### Set problem
Quote all entries exactly, leaving pictures aside.

..........

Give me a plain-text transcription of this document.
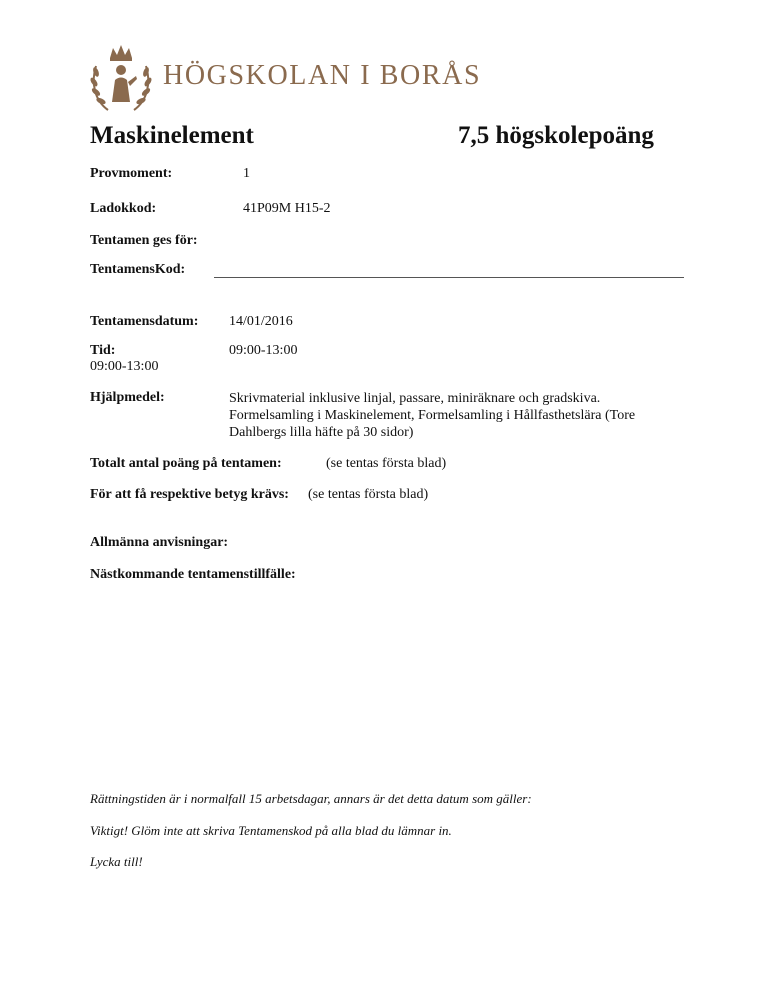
HÖGSKOLAN I BORÅS
Maskinelement	7,5 högskolepoäng
Provmoment:	1
Ladokkod:	41P09M H15-2
Tentamen ges för:
TentamensKod:
Tentamensdatum: 14/01/2016
Tid:
09:00-13:00
09:00-13:00
Hjälpmedel:	Skrivmaterial inklusive linjal, passare, miniräknare och gradskiva.
Formelsamling i Maskinelement, Formelsamling i Hållfasthetslära (Tore
Dahlbergs lilla häfte på 30 sidor)
Totalt antal poäng på tentamen:	(se tentas första blad)
För att få respektive betyg krävs: (se tentas första blad)
Allmänna anvisningar:
Nästkommande tentamenstillfälle:
Rättningstiden är i normalfall 15 arbetsdagar, annars är det detta datum som gäller:
Viktigt! Glöm inte att skriva Tentamenskod på alla blad du lämnar in.
Lycka till!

..........

### Response to the exercise
Give me a plain-text transcription of this document.
HÖGSKOLAN I BORÅS
Maskinelement	7,5 högskolepoäng
Provmoment:	1
Ladokkod:	41P09M H15-2
Tentamen ges för:
TentamensKod:
Tentamensdatum: 14/01/2016
Tid:
09:00-13:00
09:00-13:00
Hjälpmedel:	Skrivmaterial inklusive linjal, passare, miniräknare och gradskiva.
Formelsamling i Maskinelement, Formelsamling i Hållfasthetslära (Tore
Dahlbergs lilla häfte på 30 sidor)
Totalt antal poäng på tentamen:	(se tentas första blad)
För att få respektive betyg krävs: (se tentas första blad)
Allmänna anvisningar:
Nästkommande tentamenstillfälle:
Rättningstiden är i normalfall 15 arbetsdagar, annars är det detta datum som gäller:
Viktigt! Glöm inte att skriva Tentamenskod på alla blad du lämnar in.
Lycka till!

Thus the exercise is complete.